- [Written task]: Reproduce the listing below in its entirety. Change nothing.

- [Stored data]:
— BEGIN —

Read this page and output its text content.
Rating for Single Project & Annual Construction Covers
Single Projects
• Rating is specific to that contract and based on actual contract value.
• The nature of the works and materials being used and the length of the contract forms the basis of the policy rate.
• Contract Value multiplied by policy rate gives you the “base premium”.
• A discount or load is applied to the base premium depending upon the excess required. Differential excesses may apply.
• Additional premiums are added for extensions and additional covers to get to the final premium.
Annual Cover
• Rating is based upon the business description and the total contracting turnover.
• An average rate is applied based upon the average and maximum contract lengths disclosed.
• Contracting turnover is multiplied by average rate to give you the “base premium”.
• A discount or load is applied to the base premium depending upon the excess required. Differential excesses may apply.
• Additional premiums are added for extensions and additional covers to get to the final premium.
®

— END —

- [Solution to this exercise]:
Read this page and output its text content.
Rating for Single Project & Annual Construction Covers
Single Projects
• Rating is specific to that contract and based on actual contract value.
• The nature of the works and materials being used and the length of the contract forms the basis of the policy rate.
• Contract Value multiplied by policy rate gives you the “base premium”.
• A discount or load is applied to the base premium depending upon the excess required. Differential excesses may apply.
• Additional premiums are added for extensions and additional covers to get to the final premium.
Annual Cover
• Rating is based upon the business description and the total contracting turnover.
• An average rate is applied based upon the average and maximum contract lengths disclosed.
• Contracting turnover is multiplied by average rate to give you the “base premium”.
• A discount or load is applied to the base premium depending upon the excess required. Differential excesses may apply.
• Additional premiums are added for extensions and additional covers to get to the final premium.
®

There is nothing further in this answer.